BEGIN

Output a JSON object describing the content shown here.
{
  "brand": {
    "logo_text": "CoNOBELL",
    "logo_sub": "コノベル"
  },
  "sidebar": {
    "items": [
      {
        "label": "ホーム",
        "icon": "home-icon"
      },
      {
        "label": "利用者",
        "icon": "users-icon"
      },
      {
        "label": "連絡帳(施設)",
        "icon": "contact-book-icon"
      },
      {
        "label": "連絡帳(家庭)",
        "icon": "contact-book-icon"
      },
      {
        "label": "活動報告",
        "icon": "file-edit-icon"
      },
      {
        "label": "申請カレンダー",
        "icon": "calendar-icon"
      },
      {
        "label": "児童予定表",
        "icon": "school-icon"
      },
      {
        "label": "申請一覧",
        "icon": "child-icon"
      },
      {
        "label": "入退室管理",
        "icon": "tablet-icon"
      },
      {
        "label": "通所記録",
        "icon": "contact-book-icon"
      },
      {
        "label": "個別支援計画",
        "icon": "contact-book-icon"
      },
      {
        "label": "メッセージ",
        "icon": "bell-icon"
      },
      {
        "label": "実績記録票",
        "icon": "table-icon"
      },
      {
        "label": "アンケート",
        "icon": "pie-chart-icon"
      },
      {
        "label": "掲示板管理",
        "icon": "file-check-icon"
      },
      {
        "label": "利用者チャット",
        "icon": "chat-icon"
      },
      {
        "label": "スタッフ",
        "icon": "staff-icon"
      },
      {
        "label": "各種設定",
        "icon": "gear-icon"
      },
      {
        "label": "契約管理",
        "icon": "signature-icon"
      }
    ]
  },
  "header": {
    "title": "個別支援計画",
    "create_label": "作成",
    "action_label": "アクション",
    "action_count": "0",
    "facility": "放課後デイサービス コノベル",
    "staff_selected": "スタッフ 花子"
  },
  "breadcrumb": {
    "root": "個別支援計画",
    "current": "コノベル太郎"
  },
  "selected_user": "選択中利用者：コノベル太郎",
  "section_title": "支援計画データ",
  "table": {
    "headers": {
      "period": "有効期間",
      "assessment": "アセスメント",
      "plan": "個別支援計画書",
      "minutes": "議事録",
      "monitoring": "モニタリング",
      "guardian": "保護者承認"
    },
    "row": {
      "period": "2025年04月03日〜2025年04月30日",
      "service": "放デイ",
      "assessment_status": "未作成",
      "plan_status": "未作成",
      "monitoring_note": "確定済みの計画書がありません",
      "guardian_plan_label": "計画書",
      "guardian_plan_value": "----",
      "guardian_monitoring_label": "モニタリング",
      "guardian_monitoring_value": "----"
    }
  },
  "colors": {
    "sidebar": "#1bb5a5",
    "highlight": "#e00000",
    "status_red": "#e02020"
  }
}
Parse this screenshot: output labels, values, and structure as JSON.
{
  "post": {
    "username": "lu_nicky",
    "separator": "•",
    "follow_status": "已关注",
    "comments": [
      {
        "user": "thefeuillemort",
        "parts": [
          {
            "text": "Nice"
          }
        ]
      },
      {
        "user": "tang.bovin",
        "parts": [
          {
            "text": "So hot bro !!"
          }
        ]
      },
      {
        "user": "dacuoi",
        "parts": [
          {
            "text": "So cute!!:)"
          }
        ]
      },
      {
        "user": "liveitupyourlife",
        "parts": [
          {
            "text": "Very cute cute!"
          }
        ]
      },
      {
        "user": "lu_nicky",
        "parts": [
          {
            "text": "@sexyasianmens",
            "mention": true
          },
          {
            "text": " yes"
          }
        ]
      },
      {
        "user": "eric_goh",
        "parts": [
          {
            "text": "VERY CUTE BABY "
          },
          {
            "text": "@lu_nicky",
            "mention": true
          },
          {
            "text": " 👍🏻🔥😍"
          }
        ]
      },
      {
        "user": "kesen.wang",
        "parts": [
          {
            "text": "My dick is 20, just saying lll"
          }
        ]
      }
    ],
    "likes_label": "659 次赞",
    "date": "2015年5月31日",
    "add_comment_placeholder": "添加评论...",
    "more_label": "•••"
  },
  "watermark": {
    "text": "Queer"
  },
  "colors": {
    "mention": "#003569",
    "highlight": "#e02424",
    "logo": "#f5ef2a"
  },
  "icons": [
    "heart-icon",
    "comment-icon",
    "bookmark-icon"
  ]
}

END

Set down every record above exactly as given.

Output a JSON object describing the content shown here.
{
  "brand": {
    "logo_text": "CoNOBELL",
    "logo_sub": "コノベル"
  },
  "sidebar": {
    "items": [
      {
        "label": "ホーム",
        "icon": "home-icon"
      },
      {
        "label": "利用者",
        "icon": "users-icon"
      },
      {
        "label": "連絡帳(施設)",
        "icon": "contact-book-icon"
      },
      {
        "label": "連絡帳(家庭)",
        "icon": "contact-book-icon"
      },
      {
        "label": "活動報告",
        "icon": "file-edit-icon"
      },
      {
        "label": "申請カレンダー",
        "icon": "calendar-icon"
      },
      {
        "label": "児童予定表",
        "icon": "school-icon"
      },
      {
        "label": "申請一覧",
        "icon": "child-icon"
      },
      {
        "label": "入退室管理",
        "icon": "tablet-icon"
      },
      {
        "label": "通所記録",
        "icon": "contact-book-icon"
      },
      {
        "label": "個別支援計画",
        "icon": "contact-book-icon"
      },
      {
        "label": "メッセージ",
        "icon": "bell-icon"
      },
      {
        "label": "実績記録票",
        "icon": "table-icon"
      },
      {
        "label": "アンケート",
        "icon": "pie-chart-icon"
      },
      {
        "label": "掲示板管理",
        "icon": "file-check-icon"
      },
      {
        "label": "利用者チャット",
        "icon": "chat-icon"
      },
      {
        "label": "スタッフ",
        "icon": "staff-icon"
      },
      {
        "label": "各種設定",
        "icon": "gear-icon"
      },
      {
        "label": "契約管理",
        "icon": "signature-icon"
      }
    ]
  },
  "header": {
    "title": "個別支援計画",
    "create_label": "作成",
    "action_label": "アクション",
    "action_count": "0",
    "facility": "放課後デイサービス コノベル",
    "staff_selected": "スタッフ 花子"
  },
  "breadcrumb": {
    "root": "個別支援計画",
    "current": "コノベル太郎"
  },
  "selected_user": "選択中利用者：コノベル太郎",
  "section_title": "支援計画データ",
  "table": {
    "headers": {
      "period": "有効期間",
      "assessment": "アセスメント",
      "plan": "個別支援計画書",
      "minutes": "議事録",
      "monitoring": "モニタリング",
      "guardian": "保護者承認"
    },
    "row": {
      "period": "2025年04月03日〜2025年04月30日",
      "service": "放デイ",
      "assessment_status": "未作成",
      "plan_status": "未作成",
      "monitoring_note": "確定済みの計画書がありません",
      "guardian_plan_label": "計画書",
      "guardian_plan_value": "----",
      "guardian_monitoring_label": "モニタリング",
      "guardian_monitoring_value": "----"
    }
  },
  "colors": {
    "sidebar": "#1bb5a5",
    "highlight": "#e00000",
    "status_red": "#e02020"
  }
}
Parse this screenshot: output labels, values, and structure as JSON.
{
  "post": {
    "username": "lu_nicky",
    "separator": "•",
    "follow_status": "已关注",
    "comments": [
      {
        "user": "thefeuillemort",
        "parts": [
          {
            "text": "Nice"
          }
        ]
      },
      {
        "user": "tang.bovin",
        "parts": [
          {
            "text": "So hot bro !!"
          }
        ]
      },
      {
        "user": "dacuoi",
        "parts": [
          {
            "text": "So cute!!:)"
          }
        ]
      },
      {
        "user": "liveitupyourlife",
        "parts": [
          {
            "text": "Very cute cute!"
          }
        ]
      },
      {
        "user": "lu_nicky",
        "parts": [
          {
            "text": "@sexyasianmens",
            "mention": true
          },
          {
            "text": " yes"
          }
        ]
      },
      {
        "user": "eric_goh",
        "parts": [
          {
            "text": "VERY CUTE BABY "
          },
          {
            "text": "@lu_nicky",
            "mention": true
          },
          {
            "text": " 👍🏻🔥😍"
          }
        ]
      },
      {
        "user": "kesen.wang",
        "parts": [
          {
            "text": "My dick is 20, just saying lll"
          }
        ]
      }
    ],
    "likes_label": "659 次赞",
    "date": "2015年5月31日",
    "add_comment_placeholder": "添加评论...",
    "more_label": "•••"
  },
  "watermark": {
    "text": "Queer"
  },
  "colors": {
    "mention": "#003569",
    "highlight": "#e02424",
    "logo": "#f5ef2a"
  },
  "icons": [
    "heart-icon",
    "comment-icon",
    "bookmark-icon"
  ]
}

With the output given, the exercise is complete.